__Exercise description__.
Of the lines in the records that follow, how many include the word "博大精深"? Answer with a bare number.

__Information provided__.
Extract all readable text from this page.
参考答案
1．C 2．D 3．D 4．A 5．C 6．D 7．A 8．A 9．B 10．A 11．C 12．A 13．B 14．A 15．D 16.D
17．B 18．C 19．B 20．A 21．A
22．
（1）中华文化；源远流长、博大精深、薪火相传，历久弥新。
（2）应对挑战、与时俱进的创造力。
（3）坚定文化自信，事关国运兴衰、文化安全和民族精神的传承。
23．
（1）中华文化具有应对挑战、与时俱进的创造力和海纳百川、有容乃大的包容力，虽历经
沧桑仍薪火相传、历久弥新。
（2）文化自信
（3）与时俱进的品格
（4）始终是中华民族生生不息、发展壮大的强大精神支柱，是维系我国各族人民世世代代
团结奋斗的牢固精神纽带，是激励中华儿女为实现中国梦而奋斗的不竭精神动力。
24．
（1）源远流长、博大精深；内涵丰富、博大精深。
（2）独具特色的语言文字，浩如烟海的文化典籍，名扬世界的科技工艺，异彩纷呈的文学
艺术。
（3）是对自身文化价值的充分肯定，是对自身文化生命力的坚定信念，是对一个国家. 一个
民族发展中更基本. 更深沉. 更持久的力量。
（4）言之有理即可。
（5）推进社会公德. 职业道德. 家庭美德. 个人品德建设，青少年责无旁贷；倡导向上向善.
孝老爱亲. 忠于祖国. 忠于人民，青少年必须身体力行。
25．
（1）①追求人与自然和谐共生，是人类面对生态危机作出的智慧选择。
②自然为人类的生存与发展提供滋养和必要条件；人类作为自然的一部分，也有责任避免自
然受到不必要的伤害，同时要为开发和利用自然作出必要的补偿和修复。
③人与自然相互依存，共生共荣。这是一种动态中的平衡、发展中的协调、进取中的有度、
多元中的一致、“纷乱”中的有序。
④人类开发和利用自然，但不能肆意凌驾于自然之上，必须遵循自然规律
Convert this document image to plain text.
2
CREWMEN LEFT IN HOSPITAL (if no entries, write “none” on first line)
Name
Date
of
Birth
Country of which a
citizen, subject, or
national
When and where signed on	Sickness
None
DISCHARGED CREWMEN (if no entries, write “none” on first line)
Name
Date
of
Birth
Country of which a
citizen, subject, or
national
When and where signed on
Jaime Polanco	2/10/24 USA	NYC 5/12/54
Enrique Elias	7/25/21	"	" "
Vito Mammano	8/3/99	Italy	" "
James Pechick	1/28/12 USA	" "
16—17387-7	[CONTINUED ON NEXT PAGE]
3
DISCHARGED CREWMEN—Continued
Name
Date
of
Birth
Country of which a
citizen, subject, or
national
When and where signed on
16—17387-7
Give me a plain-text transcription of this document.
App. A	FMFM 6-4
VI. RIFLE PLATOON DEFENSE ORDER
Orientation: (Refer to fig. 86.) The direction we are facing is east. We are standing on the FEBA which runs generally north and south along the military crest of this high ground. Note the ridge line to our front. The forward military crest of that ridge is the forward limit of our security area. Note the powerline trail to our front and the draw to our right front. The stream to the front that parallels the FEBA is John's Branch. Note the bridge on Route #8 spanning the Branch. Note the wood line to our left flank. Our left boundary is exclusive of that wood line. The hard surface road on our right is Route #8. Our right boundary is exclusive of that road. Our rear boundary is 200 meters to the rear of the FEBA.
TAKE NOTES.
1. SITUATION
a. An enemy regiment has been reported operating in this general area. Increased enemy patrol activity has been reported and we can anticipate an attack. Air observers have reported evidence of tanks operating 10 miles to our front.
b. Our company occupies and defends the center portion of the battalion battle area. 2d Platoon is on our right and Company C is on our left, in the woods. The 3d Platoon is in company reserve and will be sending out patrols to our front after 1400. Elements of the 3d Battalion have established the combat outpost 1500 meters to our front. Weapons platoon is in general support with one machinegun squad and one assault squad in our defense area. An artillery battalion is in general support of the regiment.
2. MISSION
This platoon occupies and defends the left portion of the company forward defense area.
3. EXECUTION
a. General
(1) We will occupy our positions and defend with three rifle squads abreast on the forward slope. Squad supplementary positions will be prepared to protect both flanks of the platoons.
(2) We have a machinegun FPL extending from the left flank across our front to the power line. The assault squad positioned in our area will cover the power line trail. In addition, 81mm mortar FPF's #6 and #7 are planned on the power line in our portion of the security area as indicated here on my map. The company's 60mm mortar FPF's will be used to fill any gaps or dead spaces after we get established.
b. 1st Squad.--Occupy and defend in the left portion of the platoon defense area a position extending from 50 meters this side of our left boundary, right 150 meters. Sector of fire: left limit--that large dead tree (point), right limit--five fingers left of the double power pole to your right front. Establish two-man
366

__Correct response__.
2